■ **Exercise**
Can you write out all of the material below, word for word?

[Recorded data start]

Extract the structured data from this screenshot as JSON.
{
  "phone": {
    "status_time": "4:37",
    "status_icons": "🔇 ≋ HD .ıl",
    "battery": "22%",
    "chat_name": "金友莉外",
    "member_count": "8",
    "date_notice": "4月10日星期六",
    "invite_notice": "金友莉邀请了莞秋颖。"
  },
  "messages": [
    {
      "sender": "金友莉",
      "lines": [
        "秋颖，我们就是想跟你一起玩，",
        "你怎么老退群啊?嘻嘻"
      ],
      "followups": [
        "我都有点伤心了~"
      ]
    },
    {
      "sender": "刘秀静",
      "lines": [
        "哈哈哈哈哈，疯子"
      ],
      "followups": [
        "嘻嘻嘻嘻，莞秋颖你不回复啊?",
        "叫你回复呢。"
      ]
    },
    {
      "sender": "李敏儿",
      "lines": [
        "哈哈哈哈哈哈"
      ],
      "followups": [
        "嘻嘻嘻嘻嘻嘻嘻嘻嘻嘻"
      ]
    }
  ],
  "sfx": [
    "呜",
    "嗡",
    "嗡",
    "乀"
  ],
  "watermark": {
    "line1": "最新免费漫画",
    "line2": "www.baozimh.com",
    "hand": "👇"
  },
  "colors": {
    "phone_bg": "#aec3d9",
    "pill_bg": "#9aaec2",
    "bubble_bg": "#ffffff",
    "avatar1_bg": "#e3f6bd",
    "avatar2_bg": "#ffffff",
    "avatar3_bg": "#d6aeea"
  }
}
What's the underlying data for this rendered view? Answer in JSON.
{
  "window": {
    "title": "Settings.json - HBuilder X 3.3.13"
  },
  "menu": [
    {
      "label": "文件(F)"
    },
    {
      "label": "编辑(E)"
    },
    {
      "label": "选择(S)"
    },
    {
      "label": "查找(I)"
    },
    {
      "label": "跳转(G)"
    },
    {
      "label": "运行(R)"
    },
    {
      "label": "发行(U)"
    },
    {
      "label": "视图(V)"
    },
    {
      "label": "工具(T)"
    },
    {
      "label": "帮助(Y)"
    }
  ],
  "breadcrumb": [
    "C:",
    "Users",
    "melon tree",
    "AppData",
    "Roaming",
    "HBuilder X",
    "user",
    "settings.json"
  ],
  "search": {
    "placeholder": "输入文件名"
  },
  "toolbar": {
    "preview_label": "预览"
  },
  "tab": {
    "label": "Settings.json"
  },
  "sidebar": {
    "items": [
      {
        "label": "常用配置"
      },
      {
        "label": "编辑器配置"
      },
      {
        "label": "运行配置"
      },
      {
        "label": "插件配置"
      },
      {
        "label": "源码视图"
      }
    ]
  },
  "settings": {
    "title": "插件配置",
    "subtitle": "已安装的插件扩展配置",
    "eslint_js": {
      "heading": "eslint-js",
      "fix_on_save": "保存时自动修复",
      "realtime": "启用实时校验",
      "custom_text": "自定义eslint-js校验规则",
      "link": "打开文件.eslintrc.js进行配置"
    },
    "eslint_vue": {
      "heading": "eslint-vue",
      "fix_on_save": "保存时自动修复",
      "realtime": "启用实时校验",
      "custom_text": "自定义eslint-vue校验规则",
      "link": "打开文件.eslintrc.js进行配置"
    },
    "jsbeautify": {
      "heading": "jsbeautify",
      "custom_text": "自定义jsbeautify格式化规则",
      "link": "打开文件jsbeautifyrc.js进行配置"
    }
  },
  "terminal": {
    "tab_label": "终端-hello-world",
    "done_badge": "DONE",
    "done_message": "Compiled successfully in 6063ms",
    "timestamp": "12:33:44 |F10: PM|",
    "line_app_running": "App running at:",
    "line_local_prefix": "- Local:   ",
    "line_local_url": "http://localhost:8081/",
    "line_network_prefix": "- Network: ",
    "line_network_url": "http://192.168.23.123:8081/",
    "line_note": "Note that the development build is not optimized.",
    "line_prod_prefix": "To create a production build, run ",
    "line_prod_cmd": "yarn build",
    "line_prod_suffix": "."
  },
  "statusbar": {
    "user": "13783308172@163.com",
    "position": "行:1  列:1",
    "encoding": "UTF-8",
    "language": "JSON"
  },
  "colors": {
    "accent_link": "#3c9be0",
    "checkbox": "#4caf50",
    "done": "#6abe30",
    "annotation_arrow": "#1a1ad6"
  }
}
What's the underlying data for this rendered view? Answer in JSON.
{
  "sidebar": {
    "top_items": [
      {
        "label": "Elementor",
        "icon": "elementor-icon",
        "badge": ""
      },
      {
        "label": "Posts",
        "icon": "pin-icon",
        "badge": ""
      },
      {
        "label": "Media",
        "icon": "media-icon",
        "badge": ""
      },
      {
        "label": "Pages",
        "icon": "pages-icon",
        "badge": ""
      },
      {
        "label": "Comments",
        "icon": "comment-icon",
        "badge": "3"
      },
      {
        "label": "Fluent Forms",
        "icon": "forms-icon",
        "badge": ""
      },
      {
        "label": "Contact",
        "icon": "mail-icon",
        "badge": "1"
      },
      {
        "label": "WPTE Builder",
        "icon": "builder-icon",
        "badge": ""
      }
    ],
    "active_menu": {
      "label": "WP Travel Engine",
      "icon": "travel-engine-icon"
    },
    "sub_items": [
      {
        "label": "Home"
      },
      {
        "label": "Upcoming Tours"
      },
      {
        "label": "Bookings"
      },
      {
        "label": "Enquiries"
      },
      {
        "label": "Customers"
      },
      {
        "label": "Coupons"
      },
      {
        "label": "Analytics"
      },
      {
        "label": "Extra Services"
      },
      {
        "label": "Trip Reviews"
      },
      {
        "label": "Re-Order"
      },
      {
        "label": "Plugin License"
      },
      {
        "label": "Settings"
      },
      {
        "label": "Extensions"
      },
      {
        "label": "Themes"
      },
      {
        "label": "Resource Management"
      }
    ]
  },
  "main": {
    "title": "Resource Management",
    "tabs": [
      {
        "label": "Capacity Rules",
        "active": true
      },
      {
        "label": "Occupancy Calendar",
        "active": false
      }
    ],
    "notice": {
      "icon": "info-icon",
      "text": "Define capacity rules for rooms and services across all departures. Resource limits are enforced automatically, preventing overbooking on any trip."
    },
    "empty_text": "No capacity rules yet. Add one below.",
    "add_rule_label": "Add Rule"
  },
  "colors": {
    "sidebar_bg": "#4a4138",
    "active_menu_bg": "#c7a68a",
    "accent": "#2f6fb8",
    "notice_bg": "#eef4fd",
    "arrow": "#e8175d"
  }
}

[Recorded data end]

■ **Written response**
Extract the structured data from this screenshot as JSON.
{
  "phone": {
    "status_time": "4:37",
    "status_icons": "🔇 ≋ HD .ıl",
    "battery": "22%",
    "chat_name": "金友莉外",
    "member_count": "8",
    "date_notice": "4月10日星期六",
    "invite_notice": "金友莉邀请了莞秋颖。"
  },
  "messages": [
    {
      "sender": "金友莉",
      "lines": [
        "秋颖，我们就是想跟你一起玩，",
        "你怎么老退群啊?嘻嘻"
      ],
      "followups": [
        "我都有点伤心了~"
      ]
    },
    {
      "sender": "刘秀静",
      "lines": [
        "哈哈哈哈哈，疯子"
      ],
      "followups": [
        "嘻嘻嘻嘻，莞秋颖你不回复啊?",
        "叫你回复呢。"
      ]
    },
    {
      "sender": "李敏儿",
      "lines": [
        "哈哈哈哈哈哈"
      ],
      "followups": [
        "嘻嘻嘻嘻嘻嘻嘻嘻嘻嘻"
      ]
    }
  ],
  "sfx": [
    "呜",
    "嗡",
    "嗡",
    "乀"
  ],
  "watermark": {
    "line1": "最新免费漫画",
    "line2": "www.baozimh.com",
    "hand": "👇"
  },
  "colors": {
    "phone_bg": "#aec3d9",
    "pill_bg": "#9aaec2",
    "bubble_bg": "#ffffff",
    "avatar1_bg": "#e3f6bd",
    "avatar2_bg": "#ffffff",
    "avatar3_bg": "#d6aeea"
  }
}
What's the underlying data for this rendered view? Answer in JSON.
{
  "window": {
    "title": "Settings.json - HBuilder X 3.3.13"
  },
  "menu": [
    {
      "label": "文件(F)"
    },
    {
      "label": "编辑(E)"
    },
    {
      "label": "选择(S)"
    },
    {
      "label": "查找(I)"
    },
    {
      "label": "跳转(G)"
    },
    {
      "label": "运行(R)"
    },
    {
      "label": "发行(U)"
    },
    {
      "label": "视图(V)"
    },
    {
      "label": "工具(T)"
    },
    {
      "label": "帮助(Y)"
    }
  ],
  "breadcrumb": [
    "C:",
    "Users",
    "melon tree",
    "AppData",
    "Roaming",
    "HBuilder X",
    "user",
    "settings.json"
  ],
  "search": {
    "placeholder": "输入文件名"
  },
  "toolbar": {
    "preview_label": "预览"
  },
  "tab": {
    "label": "Settings.json"
  },
  "sidebar": {
    "items": [
      {
        "label": "常用配置"
      },
      {
        "label": "编辑器配置"
      },
      {
        "label": "运行配置"
      },
      {
        "label": "插件配置"
      },
      {
        "label": "源码视图"
      }
    ]
  },
  "settings": {
    "title": "插件配置",
    "subtitle": "已安装的插件扩展配置",
    "eslint_js": {
      "heading": "eslint-js",
      "fix_on_save": "保存时自动修复",
      "realtime": "启用实时校验",
      "custom_text": "自定义eslint-js校验规则",
      "link": "打开文件.eslintrc.js进行配置"
    },
    "eslint_vue": {
      "heading": "eslint-vue",
      "fix_on_save": "保存时自动修复",
      "realtime": "启用实时校验",
      "custom_text": "自定义eslint-vue校验规则",
      "link": "打开文件.eslintrc.js进行配置"
    },
    "jsbeautify": {
      "heading": "jsbeautify",
      "custom_text": "自定义jsbeautify格式化规则",
      "link": "打开文件jsbeautifyrc.js进行配置"
    }
  },
  "terminal": {
    "tab_label": "终端-hello-world",
    "done_badge": "DONE",
    "done_message": "Compiled successfully in 6063ms",
    "timestamp": "12:33:44 |F10: PM|",
    "line_app_running": "App running at:",
    "line_local_prefix": "- Local:   ",
    "line_local_url": "http://localhost:8081/",
    "line_network_prefix": "- Network: ",
    "line_network_url": "http://192.168.23.123:8081/",
    "line_note": "Note that the development build is not optimized.",
    "line_prod_prefix": "To create a production build, run ",
    "line_prod_cmd": "yarn build",
    "line_prod_suffix": "."
  },
  "statusbar": {
    "user": "13783308172@163.com",
    "position": "行:1  列:1",
    "encoding": "UTF-8",
    "language": "JSON"
  },
  "colors": {
    "accent_link": "#3c9be0",
    "checkbox": "#4caf50",
    "done": "#6abe30",
    "annotation_arrow": "#1a1ad6"
  }
}
What's the underlying data for this rendered view? Answer in JSON.
{
  "sidebar": {
    "top_items": [
      {
        "label": "Elementor",
        "icon": "elementor-icon",
        "badge": ""
      },
      {
        "label": "Posts",
        "icon": "pin-icon",
        "badge": ""
      },
      {
        "label": "Media",
        "icon": "media-icon",
        "badge": ""
      },
      {
        "label": "Pages",
        "icon": "pages-icon",
        "badge": ""
      },
      {
        "label": "Comments",
        "icon": "comment-icon",
        "badge": "3"
      },
      {
        "label": "Fluent Forms",
        "icon": "forms-icon",
        "badge": ""
      },
      {
        "label": "Contact",
        "icon": "mail-icon",
        "badge": "1"
      },
      {
        "label": "WPTE Builder",
        "icon": "builder-icon",
        "badge": ""
      }
    ],
    "active_menu": {
      "label": "WP Travel Engine",
      "icon": "travel-engine-icon"
    },
    "sub_items": [
      {
        "label": "Home"
      },
      {
        "label": "Upcoming Tours"
      },
      {
        "label": "Bookings"
      },
      {
        "label": "Enquiries"
      },
      {
        "label": "Customers"
      },
      {
        "label": "Coupons"
      },
      {
        "label": "Analytics"
      },
      {
        "label": "Extra Services"
      },
      {
        "label": "Trip Reviews"
      },
      {
        "label": "Re-Order"
      },
      {
        "label": "Plugin License"
      },
      {
        "label": "Settings"
      },
      {
        "label": "Extensions"
      },
      {
        "label": "Themes"
      },
      {
        "label": "Resource Management"
      }
    ]
  },
  "main": {
    "title": "Resource Management",
    "tabs": [
      {
        "label": "Capacity Rules",
        "active": true
      },
      {
        "label": "Occupancy Calendar",
        "active": false
      }
    ],
    "notice": {
      "icon": "info-icon",
      "text": "Define capacity rules for rooms and services across all departures. Resource limits are enforced automatically, preventing overbooking on any trip."
    },
    "empty_text": "No capacity rules yet. Add one below.",
    "add_rule_label": "Add Rule"
  },
  "colors": {
    "sidebar_bg": "#4a4138",
    "active_menu_bg": "#c7a68a",
    "accent": "#2f6fb8",
    "notice_bg": "#eef4fd",
    "arrow": "#e8175d"
  }
}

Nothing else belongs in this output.